**Directions for this task:** Output the data below in full, byte for byte. Nothing may differ.

**Input rows:**
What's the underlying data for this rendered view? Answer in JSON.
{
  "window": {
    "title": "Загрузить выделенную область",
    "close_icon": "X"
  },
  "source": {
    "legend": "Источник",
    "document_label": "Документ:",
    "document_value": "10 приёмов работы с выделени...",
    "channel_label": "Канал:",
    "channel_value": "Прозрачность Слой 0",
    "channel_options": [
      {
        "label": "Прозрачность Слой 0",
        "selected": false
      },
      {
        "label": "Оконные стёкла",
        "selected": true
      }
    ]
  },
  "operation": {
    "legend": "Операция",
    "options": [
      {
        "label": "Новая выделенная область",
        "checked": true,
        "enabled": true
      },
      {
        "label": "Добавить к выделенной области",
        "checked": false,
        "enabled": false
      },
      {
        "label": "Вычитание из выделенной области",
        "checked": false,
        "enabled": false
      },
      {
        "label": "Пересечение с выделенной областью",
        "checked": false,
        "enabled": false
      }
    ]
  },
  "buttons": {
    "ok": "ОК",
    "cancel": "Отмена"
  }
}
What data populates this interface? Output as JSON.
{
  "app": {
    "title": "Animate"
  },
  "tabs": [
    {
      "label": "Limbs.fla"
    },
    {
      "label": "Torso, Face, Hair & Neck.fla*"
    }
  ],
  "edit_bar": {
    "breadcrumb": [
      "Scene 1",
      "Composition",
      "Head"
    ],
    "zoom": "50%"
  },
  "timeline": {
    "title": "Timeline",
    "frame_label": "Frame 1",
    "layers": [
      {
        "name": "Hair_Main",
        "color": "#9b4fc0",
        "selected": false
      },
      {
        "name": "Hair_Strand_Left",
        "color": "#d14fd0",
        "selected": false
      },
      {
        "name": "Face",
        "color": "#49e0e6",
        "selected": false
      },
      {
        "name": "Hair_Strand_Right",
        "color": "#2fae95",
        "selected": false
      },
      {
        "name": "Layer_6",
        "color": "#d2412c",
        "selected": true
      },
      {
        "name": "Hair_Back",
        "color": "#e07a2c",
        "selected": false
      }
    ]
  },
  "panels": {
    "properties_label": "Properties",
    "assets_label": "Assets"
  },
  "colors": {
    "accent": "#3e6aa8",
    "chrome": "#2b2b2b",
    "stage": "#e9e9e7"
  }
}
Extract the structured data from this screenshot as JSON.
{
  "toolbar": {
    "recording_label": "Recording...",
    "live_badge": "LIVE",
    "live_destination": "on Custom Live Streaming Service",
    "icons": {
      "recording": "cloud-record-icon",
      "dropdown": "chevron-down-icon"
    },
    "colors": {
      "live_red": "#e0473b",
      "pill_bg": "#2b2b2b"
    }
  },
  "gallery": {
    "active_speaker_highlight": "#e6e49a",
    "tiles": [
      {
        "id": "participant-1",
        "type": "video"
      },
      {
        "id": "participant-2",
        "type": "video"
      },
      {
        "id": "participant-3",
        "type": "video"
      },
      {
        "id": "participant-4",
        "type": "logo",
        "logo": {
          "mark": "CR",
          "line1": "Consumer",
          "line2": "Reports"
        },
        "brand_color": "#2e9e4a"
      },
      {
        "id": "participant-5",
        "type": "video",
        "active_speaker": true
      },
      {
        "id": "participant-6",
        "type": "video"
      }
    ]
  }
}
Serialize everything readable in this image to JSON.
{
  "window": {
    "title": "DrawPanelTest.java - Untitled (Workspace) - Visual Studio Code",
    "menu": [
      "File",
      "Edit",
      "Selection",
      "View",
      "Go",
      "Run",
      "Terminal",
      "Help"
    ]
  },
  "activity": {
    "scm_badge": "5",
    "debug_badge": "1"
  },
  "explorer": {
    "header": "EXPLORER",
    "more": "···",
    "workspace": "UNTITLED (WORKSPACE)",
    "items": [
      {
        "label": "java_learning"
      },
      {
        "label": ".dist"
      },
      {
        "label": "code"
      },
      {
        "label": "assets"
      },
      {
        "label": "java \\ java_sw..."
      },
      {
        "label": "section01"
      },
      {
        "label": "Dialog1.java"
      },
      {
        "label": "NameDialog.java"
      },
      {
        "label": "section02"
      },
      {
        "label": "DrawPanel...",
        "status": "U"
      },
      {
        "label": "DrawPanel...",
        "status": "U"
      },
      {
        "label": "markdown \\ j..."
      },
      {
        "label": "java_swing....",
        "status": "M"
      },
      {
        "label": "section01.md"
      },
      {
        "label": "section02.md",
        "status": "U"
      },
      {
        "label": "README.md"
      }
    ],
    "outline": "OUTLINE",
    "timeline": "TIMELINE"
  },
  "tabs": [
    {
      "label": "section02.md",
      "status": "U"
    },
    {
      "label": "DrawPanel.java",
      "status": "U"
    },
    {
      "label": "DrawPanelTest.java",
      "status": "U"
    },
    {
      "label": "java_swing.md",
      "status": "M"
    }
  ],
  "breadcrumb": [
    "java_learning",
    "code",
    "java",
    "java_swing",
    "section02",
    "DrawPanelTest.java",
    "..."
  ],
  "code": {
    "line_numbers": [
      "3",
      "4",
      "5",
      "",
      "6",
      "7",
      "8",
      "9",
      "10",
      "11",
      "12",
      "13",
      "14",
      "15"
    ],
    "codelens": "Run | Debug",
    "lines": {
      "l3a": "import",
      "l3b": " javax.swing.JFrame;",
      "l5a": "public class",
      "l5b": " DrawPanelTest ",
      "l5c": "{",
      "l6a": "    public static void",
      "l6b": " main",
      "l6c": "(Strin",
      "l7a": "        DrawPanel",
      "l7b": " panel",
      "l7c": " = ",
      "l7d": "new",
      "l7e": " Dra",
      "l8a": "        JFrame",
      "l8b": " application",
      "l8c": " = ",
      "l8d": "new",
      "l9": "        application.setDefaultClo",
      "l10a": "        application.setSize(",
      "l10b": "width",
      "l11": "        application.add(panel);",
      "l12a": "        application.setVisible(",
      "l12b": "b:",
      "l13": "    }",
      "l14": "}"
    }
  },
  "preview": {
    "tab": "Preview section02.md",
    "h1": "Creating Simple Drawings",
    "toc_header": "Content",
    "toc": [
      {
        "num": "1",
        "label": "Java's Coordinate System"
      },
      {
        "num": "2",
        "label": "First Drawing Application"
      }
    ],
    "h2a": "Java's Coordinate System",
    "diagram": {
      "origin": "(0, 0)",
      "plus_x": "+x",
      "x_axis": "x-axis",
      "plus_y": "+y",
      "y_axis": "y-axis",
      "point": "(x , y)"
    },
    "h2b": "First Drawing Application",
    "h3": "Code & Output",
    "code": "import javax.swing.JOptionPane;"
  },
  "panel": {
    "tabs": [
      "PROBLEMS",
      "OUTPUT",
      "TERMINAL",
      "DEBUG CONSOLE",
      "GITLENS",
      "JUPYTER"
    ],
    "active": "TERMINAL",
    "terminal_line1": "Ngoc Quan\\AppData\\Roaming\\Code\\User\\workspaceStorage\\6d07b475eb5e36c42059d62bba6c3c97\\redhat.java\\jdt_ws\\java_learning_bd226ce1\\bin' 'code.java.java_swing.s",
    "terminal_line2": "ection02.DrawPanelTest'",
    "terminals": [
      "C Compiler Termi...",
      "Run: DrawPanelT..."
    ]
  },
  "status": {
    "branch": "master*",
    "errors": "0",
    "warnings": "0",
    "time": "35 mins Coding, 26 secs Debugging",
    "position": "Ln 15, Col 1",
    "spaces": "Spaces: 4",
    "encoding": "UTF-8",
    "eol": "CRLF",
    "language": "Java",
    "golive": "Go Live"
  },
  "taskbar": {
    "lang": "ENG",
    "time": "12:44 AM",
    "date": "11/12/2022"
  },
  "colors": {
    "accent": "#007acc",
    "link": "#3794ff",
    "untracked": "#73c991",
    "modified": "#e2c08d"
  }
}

**Exercise solution:**
What's the underlying data for this rendered view? Answer in JSON.
{
  "window": {
    "title": "Загрузить выделенную область",
    "close_icon": "X"
  },
  "source": {
    "legend": "Источник",
    "document_label": "Документ:",
    "document_value": "10 приёмов работы с выделени...",
    "channel_label": "Канал:",
    "channel_value": "Прозрачность Слой 0",
    "channel_options": [
      {
        "label": "Прозрачность Слой 0",
        "selected": false
      },
      {
        "label": "Оконные стёкла",
        "selected": true
      }
    ]
  },
  "operation": {
    "legend": "Операция",
    "options": [
      {
        "label": "Новая выделенная область",
        "checked": true,
        "enabled": true
      },
      {
        "label": "Добавить к выделенной области",
        "checked": false,
        "enabled": false
      },
      {
        "label": "Вычитание из выделенной области",
        "checked": false,
        "enabled": false
      },
      {
        "label": "Пересечение с выделенной областью",
        "checked": false,
        "enabled": false
      }
    ]
  },
  "buttons": {
    "ok": "ОК",
    "cancel": "Отмена"
  }
}
What data populates this interface? Output as JSON.
{
  "app": {
    "title": "Animate"
  },
  "tabs": [
    {
      "label": "Limbs.fla"
    },
    {
      "label": "Torso, Face, Hair & Neck.fla*"
    }
  ],
  "edit_bar": {
    "breadcrumb": [
      "Scene 1",
      "Composition",
      "Head"
    ],
    "zoom": "50%"
  },
  "timeline": {
    "title": "Timeline",
    "frame_label": "Frame 1",
    "layers": [
      {
        "name": "Hair_Main",
        "color": "#9b4fc0",
        "selected": false
      },
      {
        "name": "Hair_Strand_Left",
        "color": "#d14fd0",
        "selected": false
      },
      {
        "name": "Face",
        "color": "#49e0e6",
        "selected": false
      },
      {
        "name": "Hair_Strand_Right",
        "color": "#2fae95",
        "selected": false
      },
      {
        "name": "Layer_6",
        "color": "#d2412c",
        "selected": true
      },
      {
        "name": "Hair_Back",
        "color": "#e07a2c",
        "selected": false
      }
    ]
  },
  "panels": {
    "properties_label": "Properties",
    "assets_label": "Assets"
  },
  "colors": {
    "accent": "#3e6aa8",
    "chrome": "#2b2b2b",
    "stage": "#e9e9e7"
  }
}
Extract the structured data from this screenshot as JSON.
{
  "toolbar": {
    "recording_label": "Recording...",
    "live_badge": "LIVE",
    "live_destination": "on Custom Live Streaming Service",
    "icons": {
      "recording": "cloud-record-icon",
      "dropdown": "chevron-down-icon"
    },
    "colors": {
      "live_red": "#e0473b",
      "pill_bg": "#2b2b2b"
    }
  },
  "gallery": {
    "active_speaker_highlight": "#e6e49a",
    "tiles": [
      {
        "id": "participant-1",
        "type": "video"
      },
      {
        "id": "participant-2",
        "type": "video"
      },
      {
        "id": "participant-3",
        "type": "video"
      },
      {
        "id": "participant-4",
        "type": "logo",
        "logo": {
          "mark": "CR",
          "line1": "Consumer",
          "line2": "Reports"
        },
        "brand_color": "#2e9e4a"
      },
      {
        "id": "participant-5",
        "type": "video",
        "active_speaker": true
      },
      {
        "id": "participant-6",
        "type": "video"
      }
    ]
  }
}
Serialize everything readable in this image to JSON.
{
  "window": {
    "title": "DrawPanelTest.java - Untitled (Workspace) - Visual Studio Code",
    "menu": [
      "File",
      "Edit",
      "Selection",
      "View",
      "Go",
      "Run",
      "Terminal",
      "Help"
    ]
  },
  "activity": {
    "scm_badge": "5",
    "debug_badge": "1"
  },
  "explorer": {
    "header": "EXPLORER",
    "more": "···",
    "workspace": "UNTITLED (WORKSPACE)",
    "items": [
      {
        "label": "java_learning"
      },
      {
        "label": ".dist"
      },
      {
        "label": "code"
      },
      {
        "label": "assets"
      },
      {
        "label": "java \\ java_sw..."
      },
      {
        "label": "section01"
      },
      {
        "label": "Dialog1.java"
      },
      {
        "label": "NameDialog.java"
      },
      {
        "label": "section02"
      },
      {
        "label": "DrawPanel...",
        "status": "U"
      },
      {
        "label": "DrawPanel...",
        "status": "U"
      },
      {
        "label": "markdown \\ j..."
      },
      {
        "label": "java_swing....",
        "status": "M"
      },
      {
        "label": "section01.md"
      },
      {
        "label": "section02.md",
        "status": "U"
      },
      {
        "label": "README.md"
      }
    ],
    "outline": "OUTLINE",
    "timeline": "TIMELINE"
  },
  "tabs": [
    {
      "label": "section02.md",
      "status": "U"
    },
    {
      "label": "DrawPanel.java",
      "status": "U"
    },
    {
      "label": "DrawPanelTest.java",
      "status": "U"
    },
    {
      "label": "java_swing.md",
      "status": "M"
    }
  ],
  "breadcrumb": [
    "java_learning",
    "code",
    "java",
    "java_swing",
    "section02",
    "DrawPanelTest.java",
    "..."
  ],
  "code": {
    "line_numbers": [
      "3",
      "4",
      "5",
      "",
      "6",
      "7",
      "8",
      "9",
      "10",
      "11",
      "12",
      "13",
      "14",
      "15"
    ],
    "codelens": "Run | Debug",
    "lines": {
      "l3a": "import",
      "l3b": " javax.swing.JFrame;",
      "l5a": "public class",
      "l5b": " DrawPanelTest ",
      "l5c": "{",
      "l6a": "    public static void",
      "l6b": " main",
      "l6c": "(Strin",
      "l7a": "        DrawPanel",
      "l7b": " panel",
      "l7c": " = ",
      "l7d": "new",
      "l7e": " Dra",
      "l8a": "        JFrame",
      "l8b": " application",
      "l8c": " = ",
      "l8d": "new",
      "l9": "        application.setDefaultClo",
      "l10a": "        application.setSize(",
      "l10b": "width",
      "l11": "        application.add(panel);",
      "l12a": "        application.setVisible(",
      "l12b": "b:",
      "l13": "    }",
      "l14": "}"
    }
  },
  "preview": {
    "tab": "Preview section02.md",
    "h1": "Creating Simple Drawings",
    "toc_header": "Content",
    "toc": [
      {
        "num": "1",
        "label": "Java's Coordinate System"
      },
      {
        "num": "2",
        "label": "First Drawing Application"
      }
    ],
    "h2a": "Java's Coordinate System",
    "diagram": {
      "origin": "(0, 0)",
      "plus_x": "+x",
      "x_axis": "x-axis",
      "plus_y": "+y",
      "y_axis": "y-axis",
      "point": "(x , y)"
    },
    "h2b": "First Drawing Application",
    "h3": "Code & Output",
    "code": "import javax.swing.JOptionPane;"
  },
  "panel": {
    "tabs": [
      "PROBLEMS",
      "OUTPUT",
      "TERMINAL",
      "DEBUG CONSOLE",
      "GITLENS",
      "JUPYTER"
    ],
    "active": "TERMINAL",
    "terminal_line1": "Ngoc Quan\\AppData\\Roaming\\Code\\User\\workspaceStorage\\6d07b475eb5e36c42059d62bba6c3c97\\redhat.java\\jdt_ws\\java_learning_bd226ce1\\bin' 'code.java.java_swing.s",
    "terminal_line2": "ection02.DrawPanelTest'",
    "terminals": [
      "C Compiler Termi...",
      "Run: DrawPanelT..."
    ]
  },
  "status": {
    "branch": "master*",
    "errors": "0",
    "warnings": "0",
    "time": "35 mins Coding, 26 secs Debugging",
    "position": "Ln 15, Col 1",
    "spaces": "Spaces: 4",
    "encoding": "UTF-8",
    "eol": "CRLF",
    "language": "Java",
    "golive": "Go Live"
  },
  "taskbar": {
    "lang": "ENG",
    "time": "12:44 AM",
    "date": "11/12/2022"
  },
  "colors": {
    "accent": "#007acc",
    "link": "#3794ff",
    "untracked": "#73c991",
    "modified": "#e2c08d"
  }
}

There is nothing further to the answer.